(Extracted records)
-- begin --
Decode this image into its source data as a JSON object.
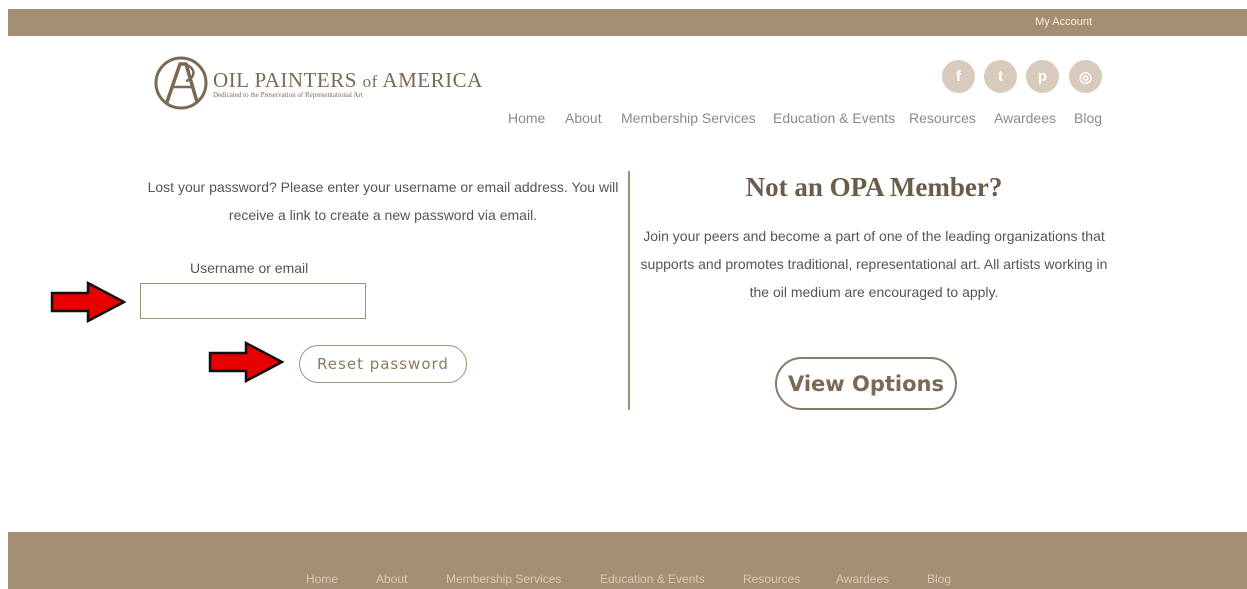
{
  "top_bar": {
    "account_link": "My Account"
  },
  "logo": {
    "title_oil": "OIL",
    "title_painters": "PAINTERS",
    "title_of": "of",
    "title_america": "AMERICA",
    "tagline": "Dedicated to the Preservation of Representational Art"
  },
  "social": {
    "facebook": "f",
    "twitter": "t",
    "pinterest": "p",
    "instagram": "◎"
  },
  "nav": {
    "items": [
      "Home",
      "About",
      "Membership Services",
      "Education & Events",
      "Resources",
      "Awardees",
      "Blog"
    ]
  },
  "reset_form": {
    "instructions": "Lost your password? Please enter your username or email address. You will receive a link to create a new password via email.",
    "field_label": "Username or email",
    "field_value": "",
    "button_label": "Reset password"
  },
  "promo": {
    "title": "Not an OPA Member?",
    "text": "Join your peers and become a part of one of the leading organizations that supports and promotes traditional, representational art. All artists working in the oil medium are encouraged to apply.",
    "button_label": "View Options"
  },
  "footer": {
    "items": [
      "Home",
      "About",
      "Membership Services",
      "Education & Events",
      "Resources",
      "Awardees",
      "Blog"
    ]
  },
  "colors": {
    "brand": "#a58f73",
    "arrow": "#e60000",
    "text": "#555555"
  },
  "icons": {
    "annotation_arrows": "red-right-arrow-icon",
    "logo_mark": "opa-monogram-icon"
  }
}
-- end --
-- begin --
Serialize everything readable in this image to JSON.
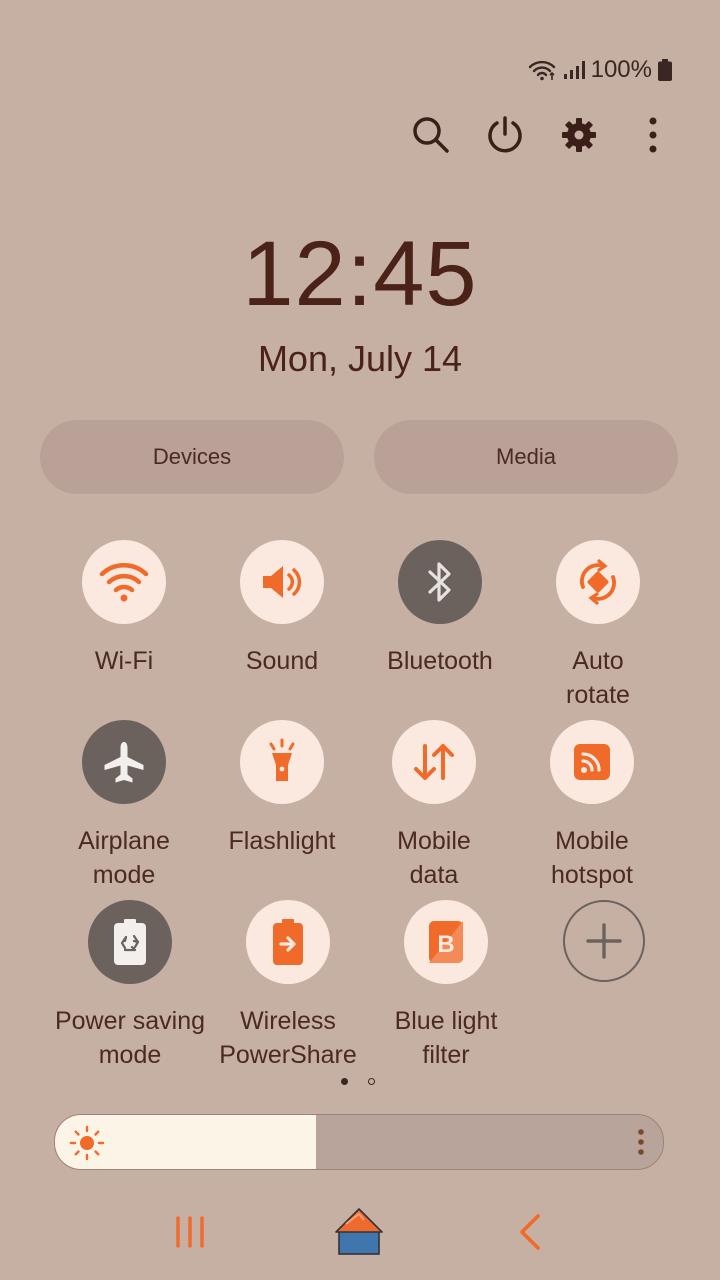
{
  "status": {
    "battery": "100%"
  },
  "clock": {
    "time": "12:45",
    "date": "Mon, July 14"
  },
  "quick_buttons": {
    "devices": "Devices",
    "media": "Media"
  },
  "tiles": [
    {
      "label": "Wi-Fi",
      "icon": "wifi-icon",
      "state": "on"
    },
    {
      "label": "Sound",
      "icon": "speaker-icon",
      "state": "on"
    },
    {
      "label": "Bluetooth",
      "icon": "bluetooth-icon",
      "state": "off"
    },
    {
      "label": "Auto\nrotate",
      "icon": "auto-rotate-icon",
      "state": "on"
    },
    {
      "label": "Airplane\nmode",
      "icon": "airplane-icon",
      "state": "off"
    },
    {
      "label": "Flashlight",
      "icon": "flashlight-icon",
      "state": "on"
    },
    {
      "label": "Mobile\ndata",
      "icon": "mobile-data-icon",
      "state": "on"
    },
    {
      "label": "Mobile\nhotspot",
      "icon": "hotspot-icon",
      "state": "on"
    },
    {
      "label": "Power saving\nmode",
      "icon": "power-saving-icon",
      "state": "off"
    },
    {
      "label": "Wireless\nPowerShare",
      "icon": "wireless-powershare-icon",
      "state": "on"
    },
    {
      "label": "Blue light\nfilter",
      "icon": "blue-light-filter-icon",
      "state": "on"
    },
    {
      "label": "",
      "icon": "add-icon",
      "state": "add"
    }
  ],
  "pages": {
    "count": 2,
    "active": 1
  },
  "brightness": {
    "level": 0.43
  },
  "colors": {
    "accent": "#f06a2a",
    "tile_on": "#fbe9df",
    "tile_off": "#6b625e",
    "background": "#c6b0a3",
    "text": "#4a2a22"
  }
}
-- end --
-- begin --
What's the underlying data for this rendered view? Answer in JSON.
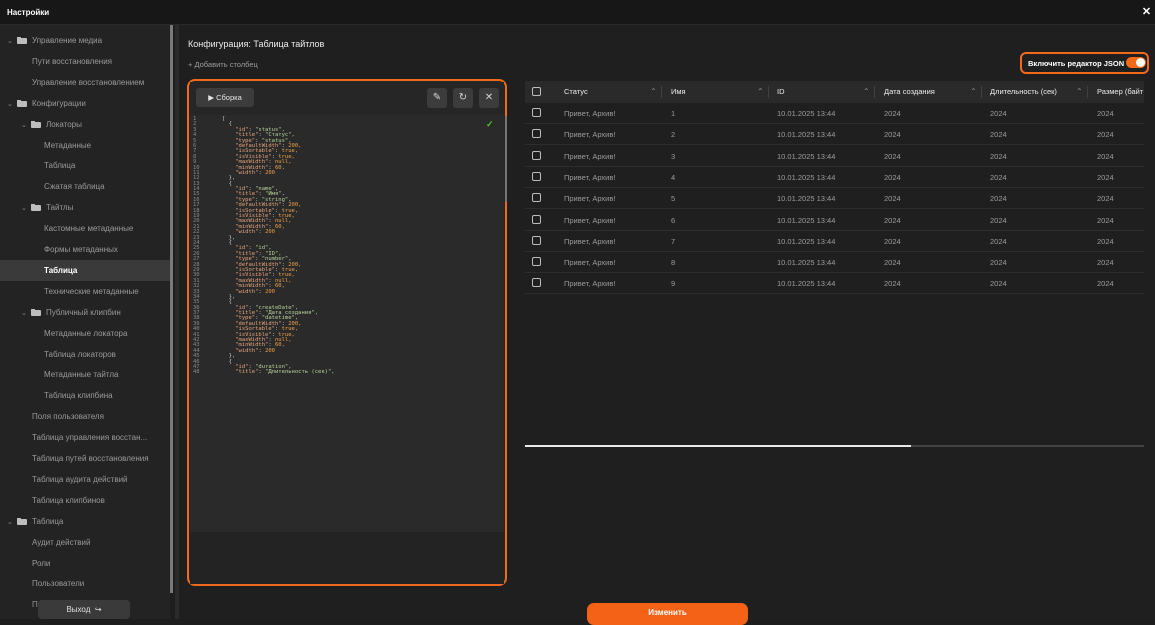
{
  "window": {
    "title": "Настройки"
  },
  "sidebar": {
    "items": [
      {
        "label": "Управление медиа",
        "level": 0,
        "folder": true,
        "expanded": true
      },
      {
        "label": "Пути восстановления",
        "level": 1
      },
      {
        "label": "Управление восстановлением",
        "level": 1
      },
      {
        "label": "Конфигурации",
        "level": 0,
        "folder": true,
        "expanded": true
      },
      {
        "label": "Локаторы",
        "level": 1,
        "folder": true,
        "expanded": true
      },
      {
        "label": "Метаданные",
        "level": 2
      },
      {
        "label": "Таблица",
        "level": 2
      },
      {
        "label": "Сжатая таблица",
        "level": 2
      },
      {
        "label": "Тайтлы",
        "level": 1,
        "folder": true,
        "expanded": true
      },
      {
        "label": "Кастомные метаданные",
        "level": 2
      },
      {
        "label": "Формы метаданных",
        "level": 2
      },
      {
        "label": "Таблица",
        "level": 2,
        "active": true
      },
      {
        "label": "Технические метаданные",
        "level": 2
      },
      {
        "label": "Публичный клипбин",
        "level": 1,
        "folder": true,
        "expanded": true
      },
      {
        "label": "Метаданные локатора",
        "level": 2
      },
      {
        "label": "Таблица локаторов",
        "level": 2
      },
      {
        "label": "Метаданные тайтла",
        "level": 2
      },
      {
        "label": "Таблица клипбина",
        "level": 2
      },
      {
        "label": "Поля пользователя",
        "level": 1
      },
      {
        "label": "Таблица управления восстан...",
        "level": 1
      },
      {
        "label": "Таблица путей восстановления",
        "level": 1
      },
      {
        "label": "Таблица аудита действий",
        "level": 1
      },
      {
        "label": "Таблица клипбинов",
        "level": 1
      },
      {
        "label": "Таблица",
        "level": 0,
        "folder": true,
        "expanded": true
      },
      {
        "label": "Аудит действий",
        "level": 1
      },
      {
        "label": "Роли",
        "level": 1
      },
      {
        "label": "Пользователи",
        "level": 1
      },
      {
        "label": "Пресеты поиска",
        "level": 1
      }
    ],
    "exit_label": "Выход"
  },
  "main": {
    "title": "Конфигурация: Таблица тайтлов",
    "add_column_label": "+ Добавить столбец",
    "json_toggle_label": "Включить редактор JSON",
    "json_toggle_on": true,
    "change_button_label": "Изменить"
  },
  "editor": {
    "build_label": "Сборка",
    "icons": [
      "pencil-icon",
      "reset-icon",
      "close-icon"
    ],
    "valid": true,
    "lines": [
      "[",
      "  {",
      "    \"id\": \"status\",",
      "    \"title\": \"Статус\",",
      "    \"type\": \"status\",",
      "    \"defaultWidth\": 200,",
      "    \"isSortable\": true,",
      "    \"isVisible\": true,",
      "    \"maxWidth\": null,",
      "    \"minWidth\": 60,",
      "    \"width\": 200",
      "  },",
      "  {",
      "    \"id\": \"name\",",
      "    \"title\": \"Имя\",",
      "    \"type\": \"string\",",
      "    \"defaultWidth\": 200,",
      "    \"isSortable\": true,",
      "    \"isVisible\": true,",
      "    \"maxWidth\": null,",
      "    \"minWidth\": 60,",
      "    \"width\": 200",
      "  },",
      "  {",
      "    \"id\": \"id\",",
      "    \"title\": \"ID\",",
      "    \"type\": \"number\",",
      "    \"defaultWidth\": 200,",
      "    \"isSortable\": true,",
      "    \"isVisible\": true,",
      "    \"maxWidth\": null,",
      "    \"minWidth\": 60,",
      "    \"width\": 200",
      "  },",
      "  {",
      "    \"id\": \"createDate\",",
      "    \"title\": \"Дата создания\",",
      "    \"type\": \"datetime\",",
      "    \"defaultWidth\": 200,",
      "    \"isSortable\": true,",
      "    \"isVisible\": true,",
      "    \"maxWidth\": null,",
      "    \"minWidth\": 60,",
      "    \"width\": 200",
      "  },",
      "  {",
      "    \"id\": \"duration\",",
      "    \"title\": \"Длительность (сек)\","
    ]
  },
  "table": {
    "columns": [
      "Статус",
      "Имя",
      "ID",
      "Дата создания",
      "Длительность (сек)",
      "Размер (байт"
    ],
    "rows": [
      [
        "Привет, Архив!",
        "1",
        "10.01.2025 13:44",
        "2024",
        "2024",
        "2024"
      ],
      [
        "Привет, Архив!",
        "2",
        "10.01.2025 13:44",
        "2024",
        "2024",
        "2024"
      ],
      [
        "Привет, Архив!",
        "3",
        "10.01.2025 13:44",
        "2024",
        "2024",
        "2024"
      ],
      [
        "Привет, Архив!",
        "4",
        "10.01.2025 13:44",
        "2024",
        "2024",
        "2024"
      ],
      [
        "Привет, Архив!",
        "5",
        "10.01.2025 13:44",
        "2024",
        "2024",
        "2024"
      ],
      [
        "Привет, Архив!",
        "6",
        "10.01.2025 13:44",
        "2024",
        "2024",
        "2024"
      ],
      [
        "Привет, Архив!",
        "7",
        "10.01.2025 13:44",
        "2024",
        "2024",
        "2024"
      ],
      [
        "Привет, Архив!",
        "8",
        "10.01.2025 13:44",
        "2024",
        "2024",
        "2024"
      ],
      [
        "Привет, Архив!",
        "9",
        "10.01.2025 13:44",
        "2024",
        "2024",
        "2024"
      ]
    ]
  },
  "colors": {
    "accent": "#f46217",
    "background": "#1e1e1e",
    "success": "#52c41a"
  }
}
-- end --
## TASK BRIEF:
In the listing above, find each line with the word "Управление" and copy it.

## ANSWER TO THE PROBLEM:
        "label": "Управление медиа",
        "label": "Управление восстановлением",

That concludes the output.